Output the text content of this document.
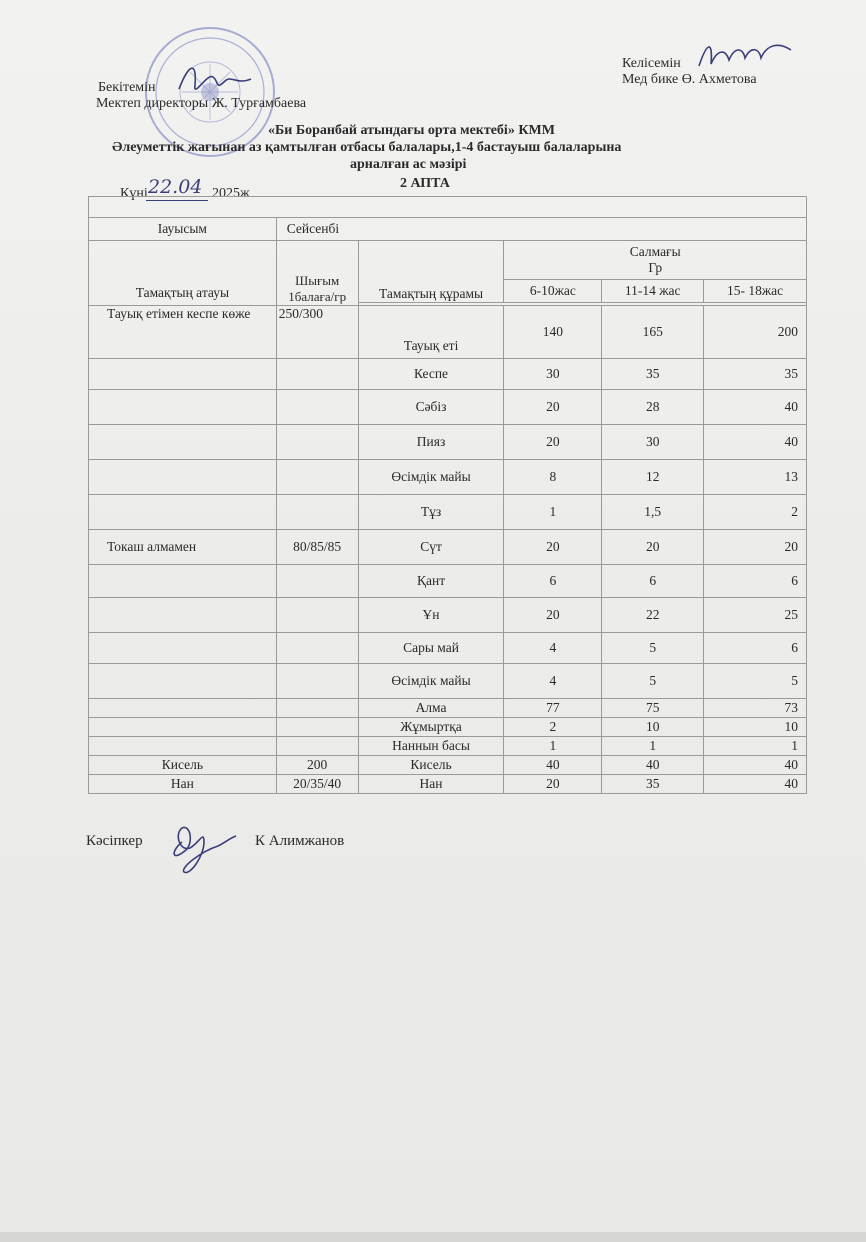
Бекітемін
Мектеп директоры Ж. Турғамбаева
Келісемін
Мед бике Ө. Ахметова
«Би Боранбай атындағы орта мектебі» КММ
Әлеуметтік жағынан аз қамтылған отбасы балалары,1-4 бастауыш балаларына
арналған ас мәзірі
Күні 22.04 2025ж
2 АПТА

Іауысым	Сейсенбі				
Тамақтың атауы	Шығым 1балаға/гр	Тамақтың құрамы	Салмағы
Гр		

			6-10жас	11-14 жас	15- 18жас

Тауық етімен кеспе көже	250/300	Тауық еті	140	165	200
		Кеспе	30	35	35
		Сәбіз	20	28	40
		Пияз	20	30	40
		Өсімдік майы	8	12	13
		Тұз	1	1,5	2
Токаш алмамен	80/85/85	Сүт	20	20	20
		Қант	6	6	6
		Ұн	20	22	25
		Сары май	4	5	6
		Өсімдік майы	4	5	5
		Алма	77	75	73
		Жұмыртқа	2	10	10
		Наннын басы	1	1	1
Кисель	200	Кисель	40	40	40
Нан	20/35/40	Нан	20	35	40
Кәсіпкер	К Алимжанов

◆ Brief ◆
Every record above should be transcribed exactly; the pictures stay out of the copy.

◆ Full response ◆
Output the text content of this document.
Бекітемін
Мектеп директоры Ж. Турғамбаева
Келісемін
Мед бике Ө. Ахметова
«Би Боранбай атындағы орта мектебі» КММ
Әлеуметтік жағынан аз қамтылған отбасы балалары,1-4 бастауыш балаларына
арналған ас мәзірі
Күні 22.04 2025ж
2 АПТА

Іауысым	Сейсенбі				
Тамақтың атауы	Шығым 1балаға/гр	Тамақтың құрамы	Салмағы
Гр		

			6-10жас	11-14 жас	15- 18жас

Тауық етімен кеспе көже	250/300	Тауық еті	140	165	200
		Кеспе	30	35	35
		Сәбіз	20	28	40
		Пияз	20	30	40
		Өсімдік майы	8	12	13
		Тұз	1	1,5	2
Токаш алмамен	80/85/85	Сүт	20	20	20
		Қант	6	6	6
		Ұн	20	22	25
		Сары май	4	5	6
		Өсімдік майы	4	5	5
		Алма	77	75	73
		Жұмыртқа	2	10	10
		Наннын басы	1	1	1
Кисель	200	Кисель	40	40	40
Нан	20/35/40	Нан	20	35	40
Кәсіпкер	К Алимжанов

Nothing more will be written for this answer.